• Material
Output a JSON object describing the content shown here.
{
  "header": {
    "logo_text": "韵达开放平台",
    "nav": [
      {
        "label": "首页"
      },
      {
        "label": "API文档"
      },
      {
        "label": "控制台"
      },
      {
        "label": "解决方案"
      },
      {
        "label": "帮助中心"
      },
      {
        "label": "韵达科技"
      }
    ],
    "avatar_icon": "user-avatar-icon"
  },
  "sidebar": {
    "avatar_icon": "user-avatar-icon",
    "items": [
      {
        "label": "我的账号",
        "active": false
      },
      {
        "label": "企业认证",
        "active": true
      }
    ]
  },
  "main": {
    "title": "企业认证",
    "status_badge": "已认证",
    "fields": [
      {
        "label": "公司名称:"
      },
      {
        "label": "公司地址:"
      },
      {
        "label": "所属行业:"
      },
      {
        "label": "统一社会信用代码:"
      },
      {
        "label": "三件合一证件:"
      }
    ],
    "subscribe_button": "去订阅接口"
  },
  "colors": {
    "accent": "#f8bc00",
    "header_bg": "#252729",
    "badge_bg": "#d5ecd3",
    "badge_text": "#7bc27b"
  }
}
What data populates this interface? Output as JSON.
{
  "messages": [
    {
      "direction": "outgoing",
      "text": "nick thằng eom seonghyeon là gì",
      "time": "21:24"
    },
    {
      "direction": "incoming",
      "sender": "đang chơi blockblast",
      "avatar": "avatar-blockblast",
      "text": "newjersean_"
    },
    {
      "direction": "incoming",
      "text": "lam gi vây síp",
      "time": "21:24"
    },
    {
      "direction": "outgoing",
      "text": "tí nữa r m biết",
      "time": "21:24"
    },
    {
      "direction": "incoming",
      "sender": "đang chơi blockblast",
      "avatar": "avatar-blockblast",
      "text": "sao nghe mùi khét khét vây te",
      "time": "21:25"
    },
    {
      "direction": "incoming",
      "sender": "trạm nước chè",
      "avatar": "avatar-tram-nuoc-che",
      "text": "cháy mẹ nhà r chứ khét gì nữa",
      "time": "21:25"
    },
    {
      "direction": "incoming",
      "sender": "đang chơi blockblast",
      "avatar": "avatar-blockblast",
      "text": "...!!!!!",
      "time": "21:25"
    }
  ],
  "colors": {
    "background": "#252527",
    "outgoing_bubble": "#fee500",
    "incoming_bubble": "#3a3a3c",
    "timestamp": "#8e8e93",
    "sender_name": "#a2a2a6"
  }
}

• Work to complete
Which lines of the material contain the string "icon"? List each of them.

• Result of this task
    "avatar_icon": "user-avatar-icon"
    "avatar_icon": "user-avatar-icon",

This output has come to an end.